--- start RECORDED DATA ---

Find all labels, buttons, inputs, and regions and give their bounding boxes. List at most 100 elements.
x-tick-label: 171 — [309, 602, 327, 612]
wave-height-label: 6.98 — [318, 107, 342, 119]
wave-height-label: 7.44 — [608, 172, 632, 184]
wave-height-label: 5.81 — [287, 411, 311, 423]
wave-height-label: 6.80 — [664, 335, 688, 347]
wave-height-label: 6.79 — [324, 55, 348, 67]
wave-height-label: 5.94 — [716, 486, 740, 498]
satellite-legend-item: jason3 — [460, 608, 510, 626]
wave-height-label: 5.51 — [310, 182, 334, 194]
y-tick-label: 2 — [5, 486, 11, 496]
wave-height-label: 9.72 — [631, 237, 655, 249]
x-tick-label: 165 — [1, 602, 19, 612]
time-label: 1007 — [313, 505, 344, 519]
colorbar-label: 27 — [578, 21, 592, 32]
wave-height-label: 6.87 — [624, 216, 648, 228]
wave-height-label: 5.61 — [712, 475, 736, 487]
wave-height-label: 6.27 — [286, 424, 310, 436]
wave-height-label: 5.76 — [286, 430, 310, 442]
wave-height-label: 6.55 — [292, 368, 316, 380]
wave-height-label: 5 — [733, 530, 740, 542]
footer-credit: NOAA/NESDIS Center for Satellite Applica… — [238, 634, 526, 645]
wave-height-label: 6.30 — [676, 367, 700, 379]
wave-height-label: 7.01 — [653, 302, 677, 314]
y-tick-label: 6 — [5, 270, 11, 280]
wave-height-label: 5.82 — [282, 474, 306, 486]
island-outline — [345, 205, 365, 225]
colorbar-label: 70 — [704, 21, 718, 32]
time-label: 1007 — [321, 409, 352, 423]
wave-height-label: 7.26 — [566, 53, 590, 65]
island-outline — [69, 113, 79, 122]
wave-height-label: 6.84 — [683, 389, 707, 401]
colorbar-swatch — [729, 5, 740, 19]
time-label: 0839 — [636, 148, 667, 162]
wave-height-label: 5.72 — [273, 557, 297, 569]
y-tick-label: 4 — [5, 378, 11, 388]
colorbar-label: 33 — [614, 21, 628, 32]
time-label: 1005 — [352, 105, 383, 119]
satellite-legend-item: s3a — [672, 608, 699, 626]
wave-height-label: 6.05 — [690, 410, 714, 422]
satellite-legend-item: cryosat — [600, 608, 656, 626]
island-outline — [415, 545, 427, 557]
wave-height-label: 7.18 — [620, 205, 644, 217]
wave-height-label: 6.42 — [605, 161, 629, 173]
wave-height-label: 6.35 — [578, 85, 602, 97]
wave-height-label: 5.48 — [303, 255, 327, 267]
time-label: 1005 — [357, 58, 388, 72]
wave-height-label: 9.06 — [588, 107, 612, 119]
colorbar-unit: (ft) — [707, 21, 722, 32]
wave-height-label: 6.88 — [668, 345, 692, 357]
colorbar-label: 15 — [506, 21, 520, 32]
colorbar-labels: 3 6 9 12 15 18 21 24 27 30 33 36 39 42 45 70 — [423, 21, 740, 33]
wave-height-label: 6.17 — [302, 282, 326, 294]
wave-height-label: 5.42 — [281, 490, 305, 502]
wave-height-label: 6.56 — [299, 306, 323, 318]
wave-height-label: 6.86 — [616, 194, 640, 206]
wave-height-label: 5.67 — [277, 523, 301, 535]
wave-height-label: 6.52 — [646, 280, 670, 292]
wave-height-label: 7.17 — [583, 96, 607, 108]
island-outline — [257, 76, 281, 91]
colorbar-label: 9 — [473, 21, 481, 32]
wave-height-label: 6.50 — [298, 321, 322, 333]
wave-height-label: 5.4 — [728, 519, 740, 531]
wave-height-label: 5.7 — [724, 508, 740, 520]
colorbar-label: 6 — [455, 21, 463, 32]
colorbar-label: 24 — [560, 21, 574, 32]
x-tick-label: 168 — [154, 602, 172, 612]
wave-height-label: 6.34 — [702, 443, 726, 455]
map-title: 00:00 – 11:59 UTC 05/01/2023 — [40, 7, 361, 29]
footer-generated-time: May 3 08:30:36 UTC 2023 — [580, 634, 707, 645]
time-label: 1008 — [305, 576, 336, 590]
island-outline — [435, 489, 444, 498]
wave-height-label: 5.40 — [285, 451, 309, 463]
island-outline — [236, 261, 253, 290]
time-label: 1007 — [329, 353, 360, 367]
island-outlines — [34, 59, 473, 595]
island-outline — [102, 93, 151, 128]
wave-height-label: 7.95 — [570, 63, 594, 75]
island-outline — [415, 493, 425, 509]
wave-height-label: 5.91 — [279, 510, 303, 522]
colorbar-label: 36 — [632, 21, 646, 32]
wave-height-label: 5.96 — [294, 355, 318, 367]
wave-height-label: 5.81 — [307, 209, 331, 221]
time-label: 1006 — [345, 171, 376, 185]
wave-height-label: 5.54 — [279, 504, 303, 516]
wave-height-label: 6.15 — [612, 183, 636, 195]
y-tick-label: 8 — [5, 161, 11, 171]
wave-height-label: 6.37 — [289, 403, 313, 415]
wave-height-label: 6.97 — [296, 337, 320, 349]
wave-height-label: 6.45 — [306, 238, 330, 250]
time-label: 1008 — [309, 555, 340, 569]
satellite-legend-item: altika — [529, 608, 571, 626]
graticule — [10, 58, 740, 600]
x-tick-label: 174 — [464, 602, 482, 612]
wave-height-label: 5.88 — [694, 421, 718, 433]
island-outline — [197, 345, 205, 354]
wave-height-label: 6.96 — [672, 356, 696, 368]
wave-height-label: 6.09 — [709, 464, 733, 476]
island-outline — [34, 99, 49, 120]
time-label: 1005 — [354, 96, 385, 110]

--- end RECORDED DATA ---

» PROBLEM STATEMENT: Copy out every line of the material above character for character, without changing anything.

» FINAL ANSWER:
Find all labels, buttons, inputs, and regions and give their bounding boxes. List at most 100 elements.
x-tick-label: 171 — [309, 602, 327, 612]
wave-height-label: 6.98 — [318, 107, 342, 119]
wave-height-label: 7.44 — [608, 172, 632, 184]
wave-height-label: 5.81 — [287, 411, 311, 423]
wave-height-label: 6.80 — [664, 335, 688, 347]
wave-height-label: 6.79 — [324, 55, 348, 67]
wave-height-label: 5.94 — [716, 486, 740, 498]
satellite-legend-item: jason3 — [460, 608, 510, 626]
wave-height-label: 5.51 — [310, 182, 334, 194]
y-tick-label: 2 — [5, 486, 11, 496]
wave-height-label: 9.72 — [631, 237, 655, 249]
x-tick-label: 165 — [1, 602, 19, 612]
time-label: 1007 — [313, 505, 344, 519]
colorbar-label: 27 — [578, 21, 592, 32]
wave-height-label: 6.87 — [624, 216, 648, 228]
wave-height-label: 5.61 — [712, 475, 736, 487]
wave-height-label: 6.27 — [286, 424, 310, 436]
wave-height-label: 5.76 — [286, 430, 310, 442]
wave-height-label: 6.55 — [292, 368, 316, 380]
wave-height-label: 5 — [733, 530, 740, 542]
footer-credit: NOAA/NESDIS Center for Satellite Applica… — [238, 634, 526, 645]
wave-height-label: 6.30 — [676, 367, 700, 379]
wave-height-label: 7.01 — [653, 302, 677, 314]
y-tick-label: 6 — [5, 270, 11, 280]
wave-height-label: 5.82 — [282, 474, 306, 486]
island-outline — [345, 205, 365, 225]
colorbar-label: 70 — [704, 21, 718, 32]
time-label: 1007 — [321, 409, 352, 423]
wave-height-label: 7.26 — [566, 53, 590, 65]
island-outline — [69, 113, 79, 122]
wave-height-label: 6.84 — [683, 389, 707, 401]
colorbar-swatch — [729, 5, 740, 19]
time-label: 0839 — [636, 148, 667, 162]
wave-height-label: 5.72 — [273, 557, 297, 569]
y-tick-label: 4 — [5, 378, 11, 388]
colorbar-label: 33 — [614, 21, 628, 32]
time-label: 1005 — [352, 105, 383, 119]
satellite-legend-item: s3a — [672, 608, 699, 626]
wave-height-label: 6.05 — [690, 410, 714, 422]
satellite-legend-item: cryosat — [600, 608, 656, 626]
island-outline — [415, 545, 427, 557]
wave-height-label: 7.18 — [620, 205, 644, 217]
wave-height-label: 6.42 — [605, 161, 629, 173]
wave-height-label: 6.35 — [578, 85, 602, 97]
wave-height-label: 5.48 — [303, 255, 327, 267]
time-label: 1005 — [357, 58, 388, 72]
wave-height-label: 9.06 — [588, 107, 612, 119]
colorbar-unit: (ft) — [707, 21, 722, 32]
wave-height-label: 6.88 — [668, 345, 692, 357]
colorbar-label: 15 — [506, 21, 520, 32]
colorbar-labels: 3 6 9 12 15 18 21 24 27 30 33 36 39 42 45 70 — [423, 21, 740, 33]
wave-height-label: 6.17 — [302, 282, 326, 294]
wave-height-label: 5.42 — [281, 490, 305, 502]
wave-height-label: 6.56 — [299, 306, 323, 318]
wave-height-label: 6.86 — [616, 194, 640, 206]
wave-height-label: 5.67 — [277, 523, 301, 535]
wave-height-label: 6.52 — [646, 280, 670, 292]
wave-height-label: 7.17 — [583, 96, 607, 108]
island-outline — [257, 76, 281, 91]
colorbar-label: 9 — [473, 21, 481, 32]
wave-height-label: 6.50 — [298, 321, 322, 333]
wave-height-label: 5.4 — [728, 519, 740, 531]
wave-height-label: 5.7 — [724, 508, 740, 520]
colorbar-label: 6 — [455, 21, 463, 32]
colorbar-label: 24 — [560, 21, 574, 32]
x-tick-label: 168 — [154, 602, 172, 612]
wave-height-label: 6.34 — [702, 443, 726, 455]
map-title: 00:00 – 11:59 UTC 05/01/2023 — [40, 7, 361, 29]
footer-generated-time: May 3 08:30:36 UTC 2023 — [580, 634, 707, 645]
time-label: 1008 — [305, 576, 336, 590]
island-outline — [435, 489, 444, 498]
wave-height-label: 5.40 — [285, 451, 309, 463]
island-outline — [236, 261, 253, 290]
time-label: 1007 — [329, 353, 360, 367]
island-outlines — [34, 59, 473, 595]
island-outline — [102, 93, 151, 128]
wave-height-label: 7.95 — [570, 63, 594, 75]
island-outline — [415, 493, 425, 509]
wave-height-label: 5.91 — [279, 510, 303, 522]
colorbar-label: 36 — [632, 21, 646, 32]
wave-height-label: 5.96 — [294, 355, 318, 367]
wave-height-label: 5.81 — [307, 209, 331, 221]
time-label: 1006 — [345, 171, 376, 185]
wave-height-label: 5.54 — [279, 504, 303, 516]
wave-height-label: 6.15 — [612, 183, 636, 195]
y-tick-label: 8 — [5, 161, 11, 171]
wave-height-label: 6.37 — [289, 403, 313, 415]
wave-height-label: 6.97 — [296, 337, 320, 349]
wave-height-label: 6.45 — [306, 238, 330, 250]
time-label: 1008 — [309, 555, 340, 569]
satellite-legend-item: altika — [529, 608, 571, 626]
graticule — [10, 58, 740, 600]
x-tick-label: 174 — [464, 602, 482, 612]
wave-height-label: 5.88 — [694, 421, 718, 433]
island-outline — [197, 345, 205, 354]
wave-height-label: 6.96 — [672, 356, 696, 368]
wave-height-label: 6.09 — [709, 464, 733, 476]
island-outline — [34, 99, 49, 120]
time-label: 1005 — [354, 96, 385, 110]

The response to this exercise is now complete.